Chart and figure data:
● ● ● ● ● ● ●

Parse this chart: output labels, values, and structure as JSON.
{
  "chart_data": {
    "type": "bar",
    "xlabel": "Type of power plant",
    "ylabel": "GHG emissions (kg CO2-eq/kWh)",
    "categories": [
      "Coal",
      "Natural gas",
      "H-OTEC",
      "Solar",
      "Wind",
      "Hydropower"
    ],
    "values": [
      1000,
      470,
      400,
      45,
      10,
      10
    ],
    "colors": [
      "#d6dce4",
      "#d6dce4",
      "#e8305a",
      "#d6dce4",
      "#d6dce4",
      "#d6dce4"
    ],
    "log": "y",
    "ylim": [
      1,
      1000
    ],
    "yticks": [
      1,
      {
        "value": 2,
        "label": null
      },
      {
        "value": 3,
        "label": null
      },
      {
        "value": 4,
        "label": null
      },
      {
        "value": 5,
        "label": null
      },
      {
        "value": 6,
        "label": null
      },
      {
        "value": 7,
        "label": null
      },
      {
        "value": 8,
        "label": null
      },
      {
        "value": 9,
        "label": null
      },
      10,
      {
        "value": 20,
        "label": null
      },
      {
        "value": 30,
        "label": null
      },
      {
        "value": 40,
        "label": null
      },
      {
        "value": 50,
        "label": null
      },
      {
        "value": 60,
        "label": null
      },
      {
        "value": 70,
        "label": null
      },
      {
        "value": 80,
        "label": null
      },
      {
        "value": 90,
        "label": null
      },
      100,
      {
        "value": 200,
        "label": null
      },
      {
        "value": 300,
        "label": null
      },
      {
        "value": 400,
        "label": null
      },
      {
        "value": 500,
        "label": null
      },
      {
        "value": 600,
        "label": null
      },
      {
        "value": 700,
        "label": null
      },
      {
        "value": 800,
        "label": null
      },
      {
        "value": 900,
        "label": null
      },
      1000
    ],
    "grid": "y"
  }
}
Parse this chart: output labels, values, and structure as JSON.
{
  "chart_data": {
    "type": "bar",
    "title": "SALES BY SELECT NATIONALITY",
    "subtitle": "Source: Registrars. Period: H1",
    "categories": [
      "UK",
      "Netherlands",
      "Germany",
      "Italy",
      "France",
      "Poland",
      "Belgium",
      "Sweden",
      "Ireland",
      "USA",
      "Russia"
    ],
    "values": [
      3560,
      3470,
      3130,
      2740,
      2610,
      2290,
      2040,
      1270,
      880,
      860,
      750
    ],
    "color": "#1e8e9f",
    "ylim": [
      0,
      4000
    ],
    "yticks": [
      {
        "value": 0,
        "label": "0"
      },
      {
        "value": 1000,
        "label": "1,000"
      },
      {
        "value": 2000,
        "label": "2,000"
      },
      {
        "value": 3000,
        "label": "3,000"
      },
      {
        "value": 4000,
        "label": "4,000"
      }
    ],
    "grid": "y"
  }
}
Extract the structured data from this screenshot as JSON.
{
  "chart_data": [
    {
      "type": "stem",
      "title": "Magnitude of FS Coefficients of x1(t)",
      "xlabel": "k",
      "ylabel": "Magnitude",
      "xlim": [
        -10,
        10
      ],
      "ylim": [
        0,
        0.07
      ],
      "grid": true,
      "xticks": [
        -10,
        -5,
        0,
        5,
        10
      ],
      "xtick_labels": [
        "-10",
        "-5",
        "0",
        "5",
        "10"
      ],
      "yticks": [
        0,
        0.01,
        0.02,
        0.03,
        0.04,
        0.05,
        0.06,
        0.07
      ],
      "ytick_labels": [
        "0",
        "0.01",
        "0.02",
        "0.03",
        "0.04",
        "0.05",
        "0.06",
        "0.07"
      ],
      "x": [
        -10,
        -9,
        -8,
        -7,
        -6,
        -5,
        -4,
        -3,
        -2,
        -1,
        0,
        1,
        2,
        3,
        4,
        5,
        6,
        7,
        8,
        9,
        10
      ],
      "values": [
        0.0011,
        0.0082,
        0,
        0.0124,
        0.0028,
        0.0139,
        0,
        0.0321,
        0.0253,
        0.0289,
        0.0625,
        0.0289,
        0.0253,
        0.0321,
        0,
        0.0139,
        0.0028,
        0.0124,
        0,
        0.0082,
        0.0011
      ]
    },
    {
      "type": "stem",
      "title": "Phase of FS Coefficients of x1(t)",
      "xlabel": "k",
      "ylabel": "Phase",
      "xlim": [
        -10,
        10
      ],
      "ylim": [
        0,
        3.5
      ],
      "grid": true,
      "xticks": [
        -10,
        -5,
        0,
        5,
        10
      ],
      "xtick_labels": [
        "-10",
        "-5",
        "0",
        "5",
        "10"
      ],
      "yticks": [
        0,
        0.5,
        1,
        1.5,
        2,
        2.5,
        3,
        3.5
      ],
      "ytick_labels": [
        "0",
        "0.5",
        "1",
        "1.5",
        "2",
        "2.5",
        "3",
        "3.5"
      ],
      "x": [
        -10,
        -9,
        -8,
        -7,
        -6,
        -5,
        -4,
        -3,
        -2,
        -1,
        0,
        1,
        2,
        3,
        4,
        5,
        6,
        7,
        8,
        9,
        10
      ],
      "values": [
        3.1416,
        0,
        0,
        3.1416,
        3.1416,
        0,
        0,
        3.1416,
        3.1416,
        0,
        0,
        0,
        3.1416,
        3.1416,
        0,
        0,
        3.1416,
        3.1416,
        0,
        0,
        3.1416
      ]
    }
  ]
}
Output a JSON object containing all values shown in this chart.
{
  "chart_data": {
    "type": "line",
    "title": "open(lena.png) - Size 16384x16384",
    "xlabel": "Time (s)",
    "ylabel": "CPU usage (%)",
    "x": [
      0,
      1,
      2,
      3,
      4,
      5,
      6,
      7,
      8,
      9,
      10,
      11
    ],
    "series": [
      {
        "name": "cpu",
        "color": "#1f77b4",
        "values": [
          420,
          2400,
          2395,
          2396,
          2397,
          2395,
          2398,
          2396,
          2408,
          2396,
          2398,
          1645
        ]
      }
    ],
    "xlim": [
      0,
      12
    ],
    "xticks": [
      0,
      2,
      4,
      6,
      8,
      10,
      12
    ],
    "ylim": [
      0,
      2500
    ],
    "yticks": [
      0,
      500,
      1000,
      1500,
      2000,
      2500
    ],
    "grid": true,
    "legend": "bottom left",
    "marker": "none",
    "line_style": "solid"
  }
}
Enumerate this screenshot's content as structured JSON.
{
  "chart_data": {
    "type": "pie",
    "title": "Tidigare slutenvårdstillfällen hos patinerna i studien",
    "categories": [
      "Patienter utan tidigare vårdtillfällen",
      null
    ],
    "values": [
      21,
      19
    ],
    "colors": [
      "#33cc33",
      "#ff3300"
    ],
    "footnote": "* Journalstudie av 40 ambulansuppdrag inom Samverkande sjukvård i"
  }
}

● ● ● ● ● ● ●

- Problem to work on -
Repeat the lines from the one containing "Enumerate this screenshot's" through the end of the listing, exactly and without any other lines; both ends are included.

- Answer to this task -
Enumerate this screenshot's content as structured JSON.
{
  "chart_data": {
    "type": "pie",
    "title": "Tidigare slutenvårdstillfällen hos patinerna i studien",
    "categories": [
      "Patienter utan tidigare vårdtillfällen",
      null
    ],
    "values": [
      21,
      19
    ],
    "colors": [
      "#33cc33",
      "#ff3300"
    ],
    "footnote": "* Journalstudie av 40 ambulansuppdrag inom Samverkande sjukvård i"
  }
}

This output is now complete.